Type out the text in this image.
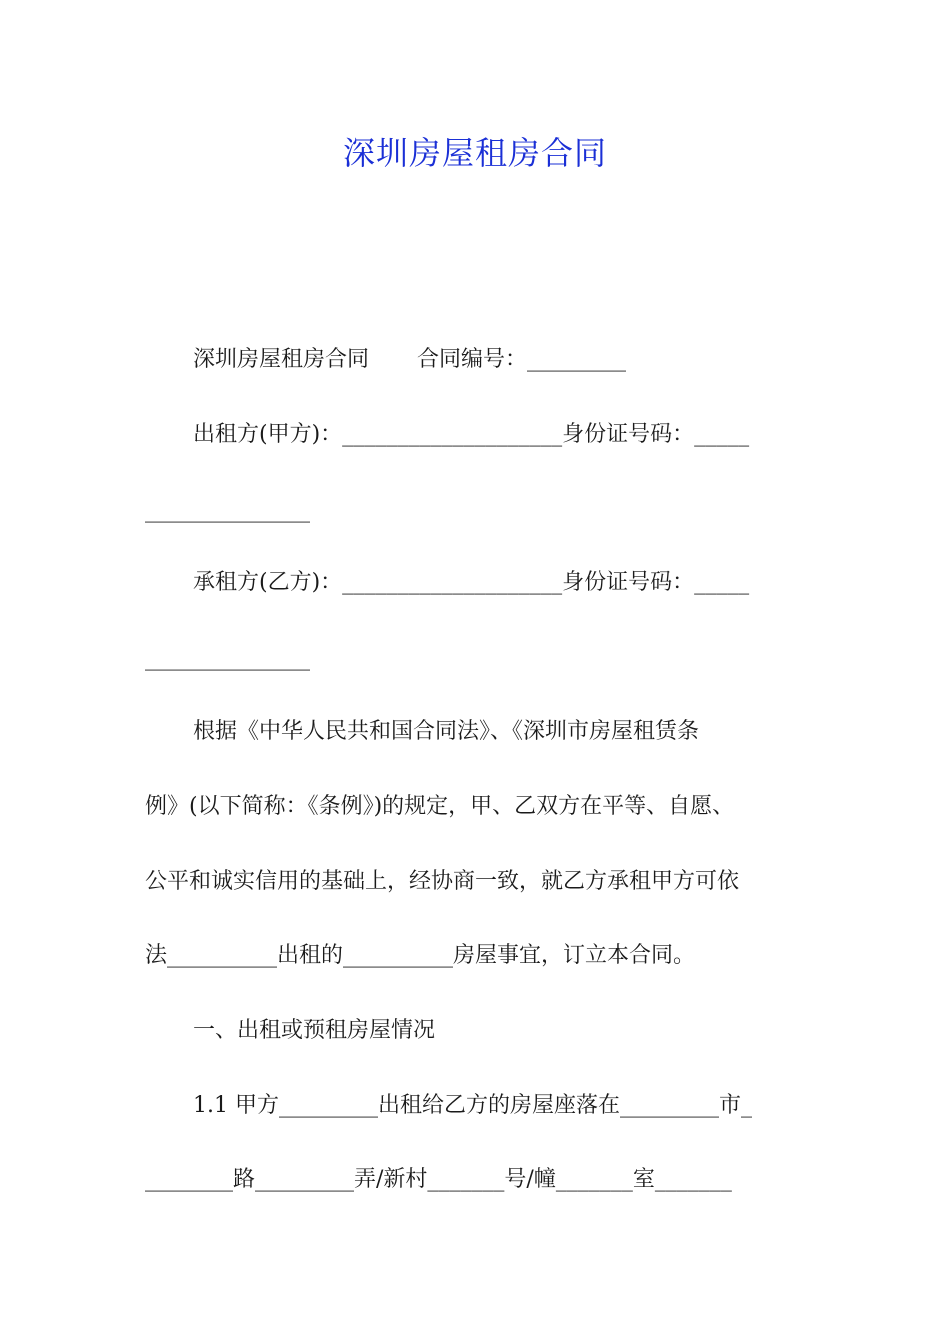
深圳房屋租房合同
深圳房屋租房合同 合同编号：_________
出租方(甲方)：____________________身份证号码：_____
_______________
承租方(乙方)：____________________身份证号码：_____
_______________
根据《中华人民共和国合同法》、《深圳市房屋租赁条
例》(以下简称：《条例》)的规定，甲、乙双方在平等、自愿、
公平和诚实信用的基础上，经协商一致，就乙方承租甲方可依
法__________出租的__________房屋事宜，订立本合同。
一、出租或预租房屋情况
1.1 甲方_________出租给乙方的房屋座落在_________市_
________路_________弄/新村_______号/幢_______室_______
□ □ □ □
Task statement.
Write the entries above out in full, exactly, with no images.

Correct result.
Type out the text in this image.
深圳房屋租房合同
深圳房屋租房合同 合同编号：_________
出租方(甲方)：____________________身份证号码：_____
_______________
承租方(乙方)：____________________身份证号码：_____
_______________
根据《中华人民共和国合同法》、《深圳市房屋租赁条
例》(以下简称：《条例》)的规定，甲、乙双方在平等、自愿、
公平和诚实信用的基础上，经协商一致，就乙方承租甲方可依
法__________出租的__________房屋事宜，订立本合同。
一、出租或预租房屋情况
1.1 甲方_________出租给乙方的房屋座落在_________市_
________路_________弄/新村_______号/幢_______室_______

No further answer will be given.